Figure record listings
* * * * * * *

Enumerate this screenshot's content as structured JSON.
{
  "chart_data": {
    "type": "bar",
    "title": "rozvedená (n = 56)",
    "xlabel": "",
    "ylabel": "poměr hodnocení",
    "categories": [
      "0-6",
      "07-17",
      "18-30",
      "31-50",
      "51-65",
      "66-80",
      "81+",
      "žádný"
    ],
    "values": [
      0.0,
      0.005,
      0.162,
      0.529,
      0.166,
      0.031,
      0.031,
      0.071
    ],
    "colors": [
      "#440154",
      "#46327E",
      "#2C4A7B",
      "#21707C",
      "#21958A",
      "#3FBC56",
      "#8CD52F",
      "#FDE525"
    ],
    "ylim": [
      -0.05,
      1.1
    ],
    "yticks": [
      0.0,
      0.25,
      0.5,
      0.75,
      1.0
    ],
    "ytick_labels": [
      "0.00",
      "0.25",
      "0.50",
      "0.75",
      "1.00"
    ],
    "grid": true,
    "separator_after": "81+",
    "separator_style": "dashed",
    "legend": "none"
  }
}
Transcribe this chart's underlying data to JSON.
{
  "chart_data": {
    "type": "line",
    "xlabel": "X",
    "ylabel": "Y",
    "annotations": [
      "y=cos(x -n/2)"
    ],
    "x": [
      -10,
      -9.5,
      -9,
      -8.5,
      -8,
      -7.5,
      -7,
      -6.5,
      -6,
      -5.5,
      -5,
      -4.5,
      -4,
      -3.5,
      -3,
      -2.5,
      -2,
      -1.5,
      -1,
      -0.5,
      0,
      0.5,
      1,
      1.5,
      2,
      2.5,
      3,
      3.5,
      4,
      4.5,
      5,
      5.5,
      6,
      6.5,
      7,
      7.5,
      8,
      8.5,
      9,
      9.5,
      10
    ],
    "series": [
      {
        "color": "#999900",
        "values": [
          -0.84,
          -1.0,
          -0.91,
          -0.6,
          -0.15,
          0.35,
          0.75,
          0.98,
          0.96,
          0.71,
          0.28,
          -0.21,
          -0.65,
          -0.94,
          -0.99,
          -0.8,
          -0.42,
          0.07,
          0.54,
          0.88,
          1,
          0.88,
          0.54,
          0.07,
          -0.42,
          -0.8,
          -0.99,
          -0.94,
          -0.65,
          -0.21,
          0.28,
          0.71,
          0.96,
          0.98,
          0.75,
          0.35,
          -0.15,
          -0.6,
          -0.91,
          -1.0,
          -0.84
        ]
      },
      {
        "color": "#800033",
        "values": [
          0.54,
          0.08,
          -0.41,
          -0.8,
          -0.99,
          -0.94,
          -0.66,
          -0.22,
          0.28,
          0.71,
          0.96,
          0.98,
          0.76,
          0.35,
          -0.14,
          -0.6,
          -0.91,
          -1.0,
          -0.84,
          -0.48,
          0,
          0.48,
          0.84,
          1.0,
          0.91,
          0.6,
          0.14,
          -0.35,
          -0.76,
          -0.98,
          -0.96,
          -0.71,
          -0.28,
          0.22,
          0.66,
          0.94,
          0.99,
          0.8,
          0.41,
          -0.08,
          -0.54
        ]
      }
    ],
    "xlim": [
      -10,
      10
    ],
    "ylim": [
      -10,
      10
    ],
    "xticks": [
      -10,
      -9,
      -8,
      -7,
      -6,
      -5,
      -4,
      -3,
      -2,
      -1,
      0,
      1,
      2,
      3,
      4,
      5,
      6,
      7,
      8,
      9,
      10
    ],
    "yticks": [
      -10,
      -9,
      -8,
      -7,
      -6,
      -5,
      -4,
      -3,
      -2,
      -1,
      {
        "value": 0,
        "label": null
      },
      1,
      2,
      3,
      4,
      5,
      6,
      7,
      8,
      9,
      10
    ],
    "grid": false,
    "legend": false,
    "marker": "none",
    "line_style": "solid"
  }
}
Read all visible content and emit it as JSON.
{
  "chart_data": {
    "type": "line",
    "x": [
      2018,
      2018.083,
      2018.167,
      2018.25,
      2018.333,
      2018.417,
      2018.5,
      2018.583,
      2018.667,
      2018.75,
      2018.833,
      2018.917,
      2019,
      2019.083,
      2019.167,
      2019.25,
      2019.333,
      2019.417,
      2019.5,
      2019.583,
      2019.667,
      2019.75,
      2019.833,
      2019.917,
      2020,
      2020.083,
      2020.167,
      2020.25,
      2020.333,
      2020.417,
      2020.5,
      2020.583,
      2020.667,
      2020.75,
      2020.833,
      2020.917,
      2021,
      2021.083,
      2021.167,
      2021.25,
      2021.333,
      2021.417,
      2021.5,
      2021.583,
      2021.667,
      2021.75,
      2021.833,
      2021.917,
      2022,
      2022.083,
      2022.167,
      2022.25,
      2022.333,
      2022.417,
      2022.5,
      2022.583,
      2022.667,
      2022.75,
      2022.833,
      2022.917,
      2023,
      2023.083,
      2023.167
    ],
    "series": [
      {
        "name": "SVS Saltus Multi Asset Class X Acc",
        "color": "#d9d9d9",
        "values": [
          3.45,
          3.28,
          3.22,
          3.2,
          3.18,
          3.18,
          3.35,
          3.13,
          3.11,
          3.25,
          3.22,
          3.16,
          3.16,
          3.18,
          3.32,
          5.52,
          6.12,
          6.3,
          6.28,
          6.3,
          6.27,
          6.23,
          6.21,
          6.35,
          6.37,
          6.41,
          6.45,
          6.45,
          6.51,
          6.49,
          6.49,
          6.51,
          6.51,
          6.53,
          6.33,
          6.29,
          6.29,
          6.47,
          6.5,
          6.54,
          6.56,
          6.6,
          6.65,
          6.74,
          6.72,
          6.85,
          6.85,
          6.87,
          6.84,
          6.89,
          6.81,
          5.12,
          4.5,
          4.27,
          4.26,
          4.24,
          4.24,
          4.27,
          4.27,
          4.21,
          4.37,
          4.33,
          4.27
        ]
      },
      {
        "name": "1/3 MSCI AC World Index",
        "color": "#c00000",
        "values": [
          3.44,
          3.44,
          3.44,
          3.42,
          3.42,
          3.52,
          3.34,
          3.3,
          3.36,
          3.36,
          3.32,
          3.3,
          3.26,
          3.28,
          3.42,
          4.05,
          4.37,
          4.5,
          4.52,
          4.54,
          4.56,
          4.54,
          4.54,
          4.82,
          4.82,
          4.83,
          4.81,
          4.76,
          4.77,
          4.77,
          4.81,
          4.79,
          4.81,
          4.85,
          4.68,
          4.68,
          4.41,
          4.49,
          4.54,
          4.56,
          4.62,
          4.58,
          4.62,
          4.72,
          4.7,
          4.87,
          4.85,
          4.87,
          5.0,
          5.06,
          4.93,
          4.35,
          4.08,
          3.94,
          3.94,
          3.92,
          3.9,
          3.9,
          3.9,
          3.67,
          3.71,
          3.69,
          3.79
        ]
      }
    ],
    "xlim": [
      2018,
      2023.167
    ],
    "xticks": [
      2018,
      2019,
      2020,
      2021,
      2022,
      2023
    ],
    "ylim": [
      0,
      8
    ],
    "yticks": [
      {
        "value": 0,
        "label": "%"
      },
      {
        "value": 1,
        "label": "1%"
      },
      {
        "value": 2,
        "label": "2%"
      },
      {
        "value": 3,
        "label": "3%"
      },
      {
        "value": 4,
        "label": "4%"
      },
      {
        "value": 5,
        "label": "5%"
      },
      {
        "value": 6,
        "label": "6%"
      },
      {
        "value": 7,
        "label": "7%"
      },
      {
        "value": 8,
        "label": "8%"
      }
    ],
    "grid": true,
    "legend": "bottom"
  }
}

* * * * * * *

▸ What you will do
Repeat every entry exactly, please.

▸ Final result
Enumerate this screenshot's content as structured JSON.
{
  "chart_data": {
    "type": "bar",
    "title": "rozvedená (n = 56)",
    "xlabel": "",
    "ylabel": "poměr hodnocení",
    "categories": [
      "0-6",
      "07-17",
      "18-30",
      "31-50",
      "51-65",
      "66-80",
      "81+",
      "žádný"
    ],
    "values": [
      0.0,
      0.005,
      0.162,
      0.529,
      0.166,
      0.031,
      0.031,
      0.071
    ],
    "colors": [
      "#440154",
      "#46327E",
      "#2C4A7B",
      "#21707C",
      "#21958A",
      "#3FBC56",
      "#8CD52F",
      "#FDE525"
    ],
    "ylim": [
      -0.05,
      1.1
    ],
    "yticks": [
      0.0,
      0.25,
      0.5,
      0.75,
      1.0
    ],
    "ytick_labels": [
      "0.00",
      "0.25",
      "0.50",
      "0.75",
      "1.00"
    ],
    "grid": true,
    "separator_after": "81+",
    "separator_style": "dashed",
    "legend": "none"
  }
}
Transcribe this chart's underlying data to JSON.
{
  "chart_data": {
    "type": "line",
    "xlabel": "X",
    "ylabel": "Y",
    "annotations": [
      "y=cos(x -n/2)"
    ],
    "x": [
      -10,
      -9.5,
      -9,
      -8.5,
      -8,
      -7.5,
      -7,
      -6.5,
      -6,
      -5.5,
      -5,
      -4.5,
      -4,
      -3.5,
      -3,
      -2.5,
      -2,
      -1.5,
      -1,
      -0.5,
      0,
      0.5,
      1,
      1.5,
      2,
      2.5,
      3,
      3.5,
      4,
      4.5,
      5,
      5.5,
      6,
      6.5,
      7,
      7.5,
      8,
      8.5,
      9,
      9.5,
      10
    ],
    "series": [
      {
        "color": "#999900",
        "values": [
          -0.84,
          -1.0,
          -0.91,
          -0.6,
          -0.15,
          0.35,
          0.75,
          0.98,
          0.96,
          0.71,
          0.28,
          -0.21,
          -0.65,
          -0.94,
          -0.99,
          -0.8,
          -0.42,
          0.07,
          0.54,
          0.88,
          1,
          0.88,
          0.54,
          0.07,
          -0.42,
          -0.8,
          -0.99,
          -0.94,
          -0.65,
          -0.21,
          0.28,
          0.71,
          0.96,
          0.98,
          0.75,
          0.35,
          -0.15,
          -0.6,
          -0.91,
          -1.0,
          -0.84
        ]
      },
      {
        "color": "#800033",
        "values": [
          0.54,
          0.08,
          -0.41,
          -0.8,
          -0.99,
          -0.94,
          -0.66,
          -0.22,
          0.28,
          0.71,
          0.96,
          0.98,
          0.76,
          0.35,
          -0.14,
          -0.6,
          -0.91,
          -1.0,
          -0.84,
          -0.48,
          0,
          0.48,
          0.84,
          1.0,
          0.91,
          0.6,
          0.14,
          -0.35,
          -0.76,
          -0.98,
          -0.96,
          -0.71,
          -0.28,
          0.22,
          0.66,
          0.94,
          0.99,
          0.8,
          0.41,
          -0.08,
          -0.54
        ]
      }
    ],
    "xlim": [
      -10,
      10
    ],
    "ylim": [
      -10,
      10
    ],
    "xticks": [
      -10,
      -9,
      -8,
      -7,
      -6,
      -5,
      -4,
      -3,
      -2,
      -1,
      0,
      1,
      2,
      3,
      4,
      5,
      6,
      7,
      8,
      9,
      10
    ],
    "yticks": [
      -10,
      -9,
      -8,
      -7,
      -6,
      -5,
      -4,
      -3,
      -2,
      -1,
      {
        "value": 0,
        "label": null
      },
      1,
      2,
      3,
      4,
      5,
      6,
      7,
      8,
      9,
      10
    ],
    "grid": false,
    "legend": false,
    "marker": "none",
    "line_style": "solid"
  }
}
Read all visible content and emit it as JSON.
{
  "chart_data": {
    "type": "line",
    "x": [
      2018,
      2018.083,
      2018.167,
      2018.25,
      2018.333,
      2018.417,
      2018.5,
      2018.583,
      2018.667,
      2018.75,
      2018.833,
      2018.917,
      2019,
      2019.083,
      2019.167,
      2019.25,
      2019.333,
      2019.417,
      2019.5,
      2019.583,
      2019.667,
      2019.75,
      2019.833,
      2019.917,
      2020,
      2020.083,
      2020.167,
      2020.25,
      2020.333,
      2020.417,
      2020.5,
      2020.583,
      2020.667,
      2020.75,
      2020.833,
      2020.917,
      2021,
      2021.083,
      2021.167,
      2021.25,
      2021.333,
      2021.417,
      2021.5,
      2021.583,
      2021.667,
      2021.75,
      2021.833,
      2021.917,
      2022,
      2022.083,
      2022.167,
      2022.25,
      2022.333,
      2022.417,
      2022.5,
      2022.583,
      2022.667,
      2022.75,
      2022.833,
      2022.917,
      2023,
      2023.083,
      2023.167
    ],
    "series": [
      {
        "name": "SVS Saltus Multi Asset Class X Acc",
        "color": "#d9d9d9",
        "values": [
          3.45,
          3.28,
          3.22,
          3.2,
          3.18,
          3.18,
          3.35,
          3.13,
          3.11,
          3.25,
          3.22,
          3.16,
          3.16,
          3.18,
          3.32,
          5.52,
          6.12,
          6.3,
          6.28,
          6.3,
          6.27,
          6.23,
          6.21,
          6.35,
          6.37,
          6.41,
          6.45,
          6.45,
          6.51,
          6.49,
          6.49,
          6.51,
          6.51,
          6.53,
          6.33,
          6.29,
          6.29,
          6.47,
          6.5,
          6.54,
          6.56,
          6.6,
          6.65,
          6.74,
          6.72,
          6.85,
          6.85,
          6.87,
          6.84,
          6.89,
          6.81,
          5.12,
          4.5,
          4.27,
          4.26,
          4.24,
          4.24,
          4.27,
          4.27,
          4.21,
          4.37,
          4.33,
          4.27
        ]
      },
      {
        "name": "1/3 MSCI AC World Index",
        "color": "#c00000",
        "values": [
          3.44,
          3.44,
          3.44,
          3.42,
          3.42,
          3.52,
          3.34,
          3.3,
          3.36,
          3.36,
          3.32,
          3.3,
          3.26,
          3.28,
          3.42,
          4.05,
          4.37,
          4.5,
          4.52,
          4.54,
          4.56,
          4.54,
          4.54,
          4.82,
          4.82,
          4.83,
          4.81,
          4.76,
          4.77,
          4.77,
          4.81,
          4.79,
          4.81,
          4.85,
          4.68,
          4.68,
          4.41,
          4.49,
          4.54,
          4.56,
          4.62,
          4.58,
          4.62,
          4.72,
          4.7,
          4.87,
          4.85,
          4.87,
          5.0,
          5.06,
          4.93,
          4.35,
          4.08,
          3.94,
          3.94,
          3.92,
          3.9,
          3.9,
          3.9,
          3.67,
          3.71,
          3.69,
          3.79
        ]
      }
    ],
    "xlim": [
      2018,
      2023.167
    ],
    "xticks": [
      2018,
      2019,
      2020,
      2021,
      2022,
      2023
    ],
    "ylim": [
      0,
      8
    ],
    "yticks": [
      {
        "value": 0,
        "label": "%"
      },
      {
        "value": 1,
        "label": "1%"
      },
      {
        "value": 2,
        "label": "2%"
      },
      {
        "value": 3,
        "label": "3%"
      },
      {
        "value": 4,
        "label": "4%"
      },
      {
        "value": 5,
        "label": "5%"
      },
      {
        "value": 6,
        "label": "6%"
      },
      {
        "value": 7,
        "label": "7%"
      },
      {
        "value": 8,
        "label": "8%"
      }
    ],
    "grid": true,
    "legend": "bottom"
  }
}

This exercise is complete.